[DATA SHOWN start]

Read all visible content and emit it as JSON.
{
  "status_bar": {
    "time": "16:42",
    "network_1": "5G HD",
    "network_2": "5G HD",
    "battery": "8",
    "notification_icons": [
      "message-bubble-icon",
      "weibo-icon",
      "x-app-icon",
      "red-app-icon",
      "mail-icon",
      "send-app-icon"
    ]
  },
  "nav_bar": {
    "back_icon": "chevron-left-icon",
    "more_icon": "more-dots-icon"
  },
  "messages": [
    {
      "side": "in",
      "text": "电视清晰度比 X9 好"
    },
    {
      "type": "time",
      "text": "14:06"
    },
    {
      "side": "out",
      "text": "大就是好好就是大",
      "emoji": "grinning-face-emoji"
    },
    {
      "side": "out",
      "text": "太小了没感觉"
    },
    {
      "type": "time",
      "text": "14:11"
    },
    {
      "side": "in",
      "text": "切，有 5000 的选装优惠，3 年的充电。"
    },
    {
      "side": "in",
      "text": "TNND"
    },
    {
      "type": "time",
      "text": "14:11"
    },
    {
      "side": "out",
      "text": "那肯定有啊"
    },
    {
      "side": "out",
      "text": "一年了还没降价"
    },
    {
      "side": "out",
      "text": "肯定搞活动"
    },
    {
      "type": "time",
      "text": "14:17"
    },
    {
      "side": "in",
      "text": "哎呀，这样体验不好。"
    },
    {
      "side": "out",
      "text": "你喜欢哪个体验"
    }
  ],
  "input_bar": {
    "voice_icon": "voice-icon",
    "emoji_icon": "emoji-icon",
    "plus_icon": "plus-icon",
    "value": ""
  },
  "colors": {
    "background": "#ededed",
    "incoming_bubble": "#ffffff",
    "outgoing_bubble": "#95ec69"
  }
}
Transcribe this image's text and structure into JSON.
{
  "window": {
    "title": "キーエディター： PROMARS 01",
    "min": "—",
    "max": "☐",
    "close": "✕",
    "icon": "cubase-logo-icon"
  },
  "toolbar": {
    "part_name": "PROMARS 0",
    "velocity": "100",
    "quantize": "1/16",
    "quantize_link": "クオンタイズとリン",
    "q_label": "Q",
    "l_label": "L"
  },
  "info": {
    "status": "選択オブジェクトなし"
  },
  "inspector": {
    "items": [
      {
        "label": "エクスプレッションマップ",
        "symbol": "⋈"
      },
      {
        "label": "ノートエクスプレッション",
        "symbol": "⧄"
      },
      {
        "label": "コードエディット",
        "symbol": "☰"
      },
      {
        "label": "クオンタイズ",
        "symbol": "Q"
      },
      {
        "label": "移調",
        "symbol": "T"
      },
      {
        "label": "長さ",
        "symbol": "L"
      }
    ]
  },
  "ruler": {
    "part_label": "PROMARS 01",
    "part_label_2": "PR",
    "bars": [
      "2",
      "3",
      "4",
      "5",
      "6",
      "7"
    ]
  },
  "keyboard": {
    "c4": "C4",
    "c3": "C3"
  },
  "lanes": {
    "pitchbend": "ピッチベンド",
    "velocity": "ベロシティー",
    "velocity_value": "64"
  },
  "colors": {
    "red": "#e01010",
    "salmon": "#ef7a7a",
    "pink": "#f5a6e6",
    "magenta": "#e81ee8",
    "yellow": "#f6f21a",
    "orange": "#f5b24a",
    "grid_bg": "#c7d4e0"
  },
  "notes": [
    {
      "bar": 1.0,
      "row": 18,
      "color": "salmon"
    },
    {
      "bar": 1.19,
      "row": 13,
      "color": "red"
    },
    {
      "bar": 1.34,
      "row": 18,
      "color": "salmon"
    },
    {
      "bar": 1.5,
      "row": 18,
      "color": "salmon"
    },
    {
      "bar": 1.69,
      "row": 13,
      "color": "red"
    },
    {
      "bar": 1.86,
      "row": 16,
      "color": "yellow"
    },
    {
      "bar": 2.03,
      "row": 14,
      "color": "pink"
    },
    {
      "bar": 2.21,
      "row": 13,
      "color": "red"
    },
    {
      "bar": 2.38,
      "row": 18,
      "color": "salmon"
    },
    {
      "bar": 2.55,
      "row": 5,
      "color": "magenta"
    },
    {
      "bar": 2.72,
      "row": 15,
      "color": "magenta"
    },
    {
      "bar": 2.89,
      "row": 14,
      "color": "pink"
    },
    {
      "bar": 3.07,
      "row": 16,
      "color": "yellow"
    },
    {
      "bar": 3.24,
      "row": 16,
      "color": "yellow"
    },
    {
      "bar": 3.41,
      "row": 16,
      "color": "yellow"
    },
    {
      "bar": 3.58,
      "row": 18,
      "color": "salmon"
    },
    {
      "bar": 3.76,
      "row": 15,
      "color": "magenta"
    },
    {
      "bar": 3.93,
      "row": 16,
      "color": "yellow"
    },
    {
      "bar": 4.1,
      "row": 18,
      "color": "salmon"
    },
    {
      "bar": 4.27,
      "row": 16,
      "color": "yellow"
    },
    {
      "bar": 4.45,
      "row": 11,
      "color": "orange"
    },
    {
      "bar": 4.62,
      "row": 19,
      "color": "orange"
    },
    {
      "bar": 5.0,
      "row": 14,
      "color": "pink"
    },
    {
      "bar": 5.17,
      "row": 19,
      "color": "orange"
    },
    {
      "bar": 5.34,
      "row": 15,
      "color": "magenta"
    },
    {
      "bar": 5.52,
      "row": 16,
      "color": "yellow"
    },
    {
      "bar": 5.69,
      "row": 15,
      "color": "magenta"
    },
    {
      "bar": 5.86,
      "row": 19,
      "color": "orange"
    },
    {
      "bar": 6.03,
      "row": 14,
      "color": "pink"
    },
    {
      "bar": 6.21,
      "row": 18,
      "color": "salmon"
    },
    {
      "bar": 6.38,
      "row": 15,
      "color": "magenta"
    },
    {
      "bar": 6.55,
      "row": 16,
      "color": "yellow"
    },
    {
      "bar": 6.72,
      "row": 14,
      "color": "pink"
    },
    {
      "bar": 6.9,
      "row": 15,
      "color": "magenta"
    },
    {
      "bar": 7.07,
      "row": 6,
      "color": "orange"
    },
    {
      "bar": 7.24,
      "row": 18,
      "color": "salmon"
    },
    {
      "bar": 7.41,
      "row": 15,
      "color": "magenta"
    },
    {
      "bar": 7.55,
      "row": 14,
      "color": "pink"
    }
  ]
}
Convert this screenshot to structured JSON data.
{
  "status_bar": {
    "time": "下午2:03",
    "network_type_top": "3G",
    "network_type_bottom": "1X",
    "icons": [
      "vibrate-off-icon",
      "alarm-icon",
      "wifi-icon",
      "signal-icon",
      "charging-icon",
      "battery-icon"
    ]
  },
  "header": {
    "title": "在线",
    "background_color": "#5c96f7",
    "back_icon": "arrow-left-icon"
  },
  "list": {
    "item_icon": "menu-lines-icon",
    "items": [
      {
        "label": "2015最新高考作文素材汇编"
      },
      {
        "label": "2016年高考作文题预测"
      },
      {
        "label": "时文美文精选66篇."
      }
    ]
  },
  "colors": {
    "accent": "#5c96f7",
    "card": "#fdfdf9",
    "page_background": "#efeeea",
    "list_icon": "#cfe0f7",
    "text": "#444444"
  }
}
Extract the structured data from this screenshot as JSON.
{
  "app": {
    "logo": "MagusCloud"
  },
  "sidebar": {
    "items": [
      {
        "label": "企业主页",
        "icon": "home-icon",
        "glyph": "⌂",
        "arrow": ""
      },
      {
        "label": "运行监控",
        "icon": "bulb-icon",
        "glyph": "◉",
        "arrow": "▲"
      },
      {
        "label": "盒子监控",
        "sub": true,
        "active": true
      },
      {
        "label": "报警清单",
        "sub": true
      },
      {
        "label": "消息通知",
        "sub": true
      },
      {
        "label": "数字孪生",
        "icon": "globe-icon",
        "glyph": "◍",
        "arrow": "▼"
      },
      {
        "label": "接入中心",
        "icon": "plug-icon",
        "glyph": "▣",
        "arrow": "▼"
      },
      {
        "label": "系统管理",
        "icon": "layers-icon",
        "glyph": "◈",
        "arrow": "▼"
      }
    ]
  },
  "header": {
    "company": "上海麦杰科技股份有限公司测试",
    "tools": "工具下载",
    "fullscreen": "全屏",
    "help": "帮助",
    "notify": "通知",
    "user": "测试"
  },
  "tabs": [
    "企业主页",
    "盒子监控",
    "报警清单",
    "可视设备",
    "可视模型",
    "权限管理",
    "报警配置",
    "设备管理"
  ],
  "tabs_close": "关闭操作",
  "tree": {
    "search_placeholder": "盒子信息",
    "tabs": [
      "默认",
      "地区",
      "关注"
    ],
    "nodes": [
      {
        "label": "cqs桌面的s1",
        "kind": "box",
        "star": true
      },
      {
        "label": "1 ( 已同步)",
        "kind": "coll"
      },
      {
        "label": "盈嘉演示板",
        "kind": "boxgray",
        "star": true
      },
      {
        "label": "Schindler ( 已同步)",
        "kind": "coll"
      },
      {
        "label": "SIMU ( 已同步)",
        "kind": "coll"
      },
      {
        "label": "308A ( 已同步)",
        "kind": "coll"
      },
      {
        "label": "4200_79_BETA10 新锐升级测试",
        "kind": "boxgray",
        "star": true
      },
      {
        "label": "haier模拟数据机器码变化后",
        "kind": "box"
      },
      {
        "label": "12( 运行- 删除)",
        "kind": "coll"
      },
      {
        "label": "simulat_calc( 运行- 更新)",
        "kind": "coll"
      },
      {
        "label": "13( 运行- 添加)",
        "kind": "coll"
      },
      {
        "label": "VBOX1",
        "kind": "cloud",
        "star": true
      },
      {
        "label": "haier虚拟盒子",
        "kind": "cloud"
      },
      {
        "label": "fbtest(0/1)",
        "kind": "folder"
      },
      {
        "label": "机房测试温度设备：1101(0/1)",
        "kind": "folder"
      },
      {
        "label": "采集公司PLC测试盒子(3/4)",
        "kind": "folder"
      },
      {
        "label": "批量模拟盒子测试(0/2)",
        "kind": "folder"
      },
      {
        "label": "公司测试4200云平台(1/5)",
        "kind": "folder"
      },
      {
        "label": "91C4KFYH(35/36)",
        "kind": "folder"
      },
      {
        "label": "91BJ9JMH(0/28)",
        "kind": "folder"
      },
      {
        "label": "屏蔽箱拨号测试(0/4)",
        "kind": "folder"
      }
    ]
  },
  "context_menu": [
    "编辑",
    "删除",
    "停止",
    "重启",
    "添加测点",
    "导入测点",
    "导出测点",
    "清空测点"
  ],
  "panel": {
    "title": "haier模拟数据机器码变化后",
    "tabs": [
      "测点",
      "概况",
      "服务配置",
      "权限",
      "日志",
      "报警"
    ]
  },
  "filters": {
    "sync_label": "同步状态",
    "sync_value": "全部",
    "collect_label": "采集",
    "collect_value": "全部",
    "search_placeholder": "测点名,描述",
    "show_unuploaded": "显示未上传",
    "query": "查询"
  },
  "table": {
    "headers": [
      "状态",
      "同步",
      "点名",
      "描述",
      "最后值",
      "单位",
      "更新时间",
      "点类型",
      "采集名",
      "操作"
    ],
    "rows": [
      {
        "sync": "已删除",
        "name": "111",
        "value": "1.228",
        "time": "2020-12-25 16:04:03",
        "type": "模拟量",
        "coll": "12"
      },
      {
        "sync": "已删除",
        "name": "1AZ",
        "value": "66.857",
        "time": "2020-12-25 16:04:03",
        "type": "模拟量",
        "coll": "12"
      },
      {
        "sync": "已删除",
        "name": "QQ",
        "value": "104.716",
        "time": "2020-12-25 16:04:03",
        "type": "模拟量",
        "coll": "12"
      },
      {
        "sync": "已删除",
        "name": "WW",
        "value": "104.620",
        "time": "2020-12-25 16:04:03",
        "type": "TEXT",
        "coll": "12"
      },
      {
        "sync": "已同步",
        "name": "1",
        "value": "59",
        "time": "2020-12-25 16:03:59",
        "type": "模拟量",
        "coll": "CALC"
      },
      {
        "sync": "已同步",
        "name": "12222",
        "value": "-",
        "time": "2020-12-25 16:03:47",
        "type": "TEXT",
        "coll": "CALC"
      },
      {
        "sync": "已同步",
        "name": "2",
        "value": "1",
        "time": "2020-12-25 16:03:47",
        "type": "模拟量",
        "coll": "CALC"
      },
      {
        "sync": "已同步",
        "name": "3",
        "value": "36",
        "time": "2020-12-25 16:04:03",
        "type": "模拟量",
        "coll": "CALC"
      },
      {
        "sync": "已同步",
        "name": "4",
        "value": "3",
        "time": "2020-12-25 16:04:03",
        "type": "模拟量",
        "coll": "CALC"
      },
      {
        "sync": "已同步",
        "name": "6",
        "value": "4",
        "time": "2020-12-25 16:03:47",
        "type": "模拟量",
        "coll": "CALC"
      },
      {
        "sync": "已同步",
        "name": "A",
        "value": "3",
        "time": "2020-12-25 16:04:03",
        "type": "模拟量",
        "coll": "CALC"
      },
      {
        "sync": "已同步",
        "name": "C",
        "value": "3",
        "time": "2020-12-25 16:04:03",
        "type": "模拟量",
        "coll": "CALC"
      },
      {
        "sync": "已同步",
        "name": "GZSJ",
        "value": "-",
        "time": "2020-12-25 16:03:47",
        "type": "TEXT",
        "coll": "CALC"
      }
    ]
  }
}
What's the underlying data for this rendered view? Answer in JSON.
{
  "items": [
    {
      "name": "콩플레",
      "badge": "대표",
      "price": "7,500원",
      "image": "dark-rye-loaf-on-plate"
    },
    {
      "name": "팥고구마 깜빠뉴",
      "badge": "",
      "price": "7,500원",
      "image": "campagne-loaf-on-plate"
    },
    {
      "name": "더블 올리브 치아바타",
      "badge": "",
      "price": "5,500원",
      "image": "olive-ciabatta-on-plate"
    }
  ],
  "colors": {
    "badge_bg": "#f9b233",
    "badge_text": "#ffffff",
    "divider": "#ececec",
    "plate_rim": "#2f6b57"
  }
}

[DATA SHOWN end]

— REQUIRED TASK —
Wherever a line in the data above holds "PROMARS", copy that line.

— IN RESPONSE —
    "title": "キーエディター： PROMARS 01",
    "part_name": "PROMARS 0",
    "part_label": "PROMARS 01",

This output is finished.